Stored data entries

--------------------

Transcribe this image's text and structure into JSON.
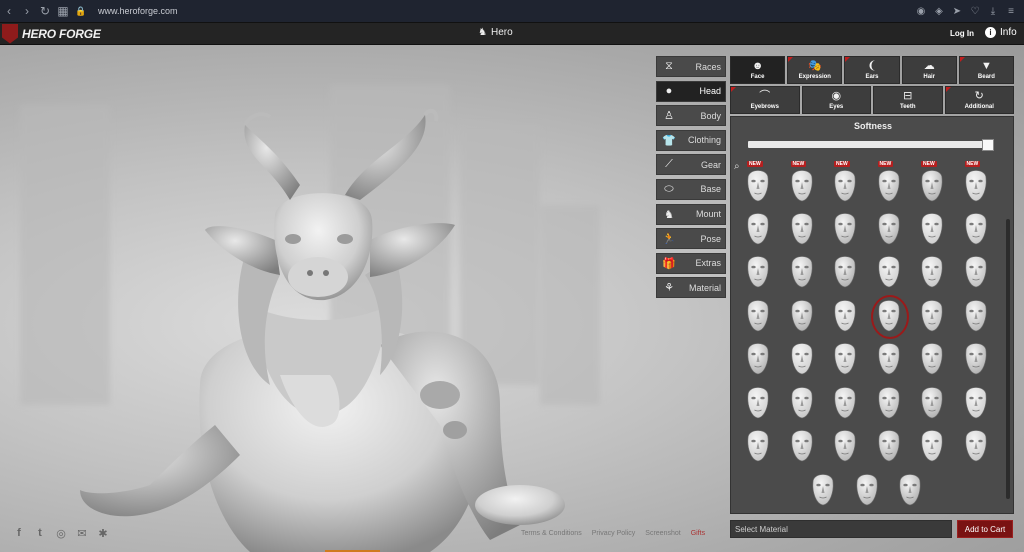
{
  "browser": {
    "url": "www.heroforge.com"
  },
  "header": {
    "logo_text": "HERO FORGE",
    "title": "Hero",
    "title_icon": "chess-piece-icon",
    "login": "Log In",
    "info": "Info"
  },
  "menu": {
    "items": [
      {
        "label": "Races",
        "icon": "dna-icon"
      },
      {
        "label": "Head",
        "icon": "head-icon",
        "active": true
      },
      {
        "label": "Body",
        "icon": "body-icon"
      },
      {
        "label": "Clothing",
        "icon": "shirt-icon"
      },
      {
        "label": "Gear",
        "icon": "sword-icon"
      },
      {
        "label": "Base",
        "icon": "base-icon"
      },
      {
        "label": "Mount",
        "icon": "horse-icon"
      },
      {
        "label": "Pose",
        "icon": "pose-icon"
      },
      {
        "label": "Extras",
        "icon": "gift-icon"
      },
      {
        "label": "Material",
        "icon": "material-icon"
      }
    ]
  },
  "tabs": {
    "row1": [
      {
        "label": "Face",
        "icon": "face-icon",
        "active": true
      },
      {
        "label": "Expression",
        "icon": "mask-icon"
      },
      {
        "label": "Ears",
        "icon": "ear-icon"
      },
      {
        "label": "Hair",
        "icon": "hair-icon"
      },
      {
        "label": "Beard",
        "icon": "beard-icon"
      }
    ],
    "row2": [
      {
        "label": "Eyebrows",
        "icon": "eyebrow-icon"
      },
      {
        "label": "Eyes",
        "icon": "eye-icon"
      },
      {
        "label": "Teeth",
        "icon": "teeth-icon"
      },
      {
        "label": "Additional",
        "icon": "refresh-icon"
      }
    ]
  },
  "parts": {
    "softness_label": "Softness",
    "softness_value": 1.0,
    "new_badge": "NEW"
  },
  "bottom": {
    "material_placeholder": "Select Material",
    "add_to_cart": "Add to Cart"
  },
  "footer": {
    "links": [
      "Terms & Conditions",
      "Privacy Policy",
      "Screenshot",
      "Gifts"
    ],
    "social": [
      "facebook-icon",
      "twitter-icon",
      "instagram-icon",
      "mail-icon",
      "bug-icon"
    ]
  },
  "colors": {
    "accent_red": "#8e1b1b",
    "panel_bg": "#4b4b4b"
  }
}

--------------------

■ To do ■
Repeat the records above exactly, omitting every picture.

■ Exercise output ■
Transcribe this image's text and structure into JSON.
{
  "browser": {
    "url": "www.heroforge.com"
  },
  "header": {
    "logo_text": "HERO FORGE",
    "title": "Hero",
    "title_icon": "chess-piece-icon",
    "login": "Log In",
    "info": "Info"
  },
  "menu": {
    "items": [
      {
        "label": "Races",
        "icon": "dna-icon"
      },
      {
        "label": "Head",
        "icon": "head-icon",
        "active": true
      },
      {
        "label": "Body",
        "icon": "body-icon"
      },
      {
        "label": "Clothing",
        "icon": "shirt-icon"
      },
      {
        "label": "Gear",
        "icon": "sword-icon"
      },
      {
        "label": "Base",
        "icon": "base-icon"
      },
      {
        "label": "Mount",
        "icon": "horse-icon"
      },
      {
        "label": "Pose",
        "icon": "pose-icon"
      },
      {
        "label": "Extras",
        "icon": "gift-icon"
      },
      {
        "label": "Material",
        "icon": "material-icon"
      }
    ]
  },
  "tabs": {
    "row1": [
      {
        "label": "Face",
        "icon": "face-icon",
        "active": true
      },
      {
        "label": "Expression",
        "icon": "mask-icon"
      },
      {
        "label": "Ears",
        "icon": "ear-icon"
      },
      {
        "label": "Hair",
        "icon": "hair-icon"
      },
      {
        "label": "Beard",
        "icon": "beard-icon"
      }
    ],
    "row2": [
      {
        "label": "Eyebrows",
        "icon": "eyebrow-icon"
      },
      {
        "label": "Eyes",
        "icon": "eye-icon"
      },
      {
        "label": "Teeth",
        "icon": "teeth-icon"
      },
      {
        "label": "Additional",
        "icon": "refresh-icon"
      }
    ]
  },
  "parts": {
    "softness_label": "Softness",
    "softness_value": 1.0,
    "new_badge": "NEW"
  },
  "bottom": {
    "material_placeholder": "Select Material",
    "add_to_cart": "Add to Cart"
  },
  "footer": {
    "links": [
      "Terms & Conditions",
      "Privacy Policy",
      "Screenshot",
      "Gifts"
    ],
    "social": [
      "facebook-icon",
      "twitter-icon",
      "instagram-icon",
      "mail-icon",
      "bug-icon"
    ]
  },
  "colors": {
    "accent_red": "#8e1b1b",
    "panel_bg": "#4b4b4b"
  }
}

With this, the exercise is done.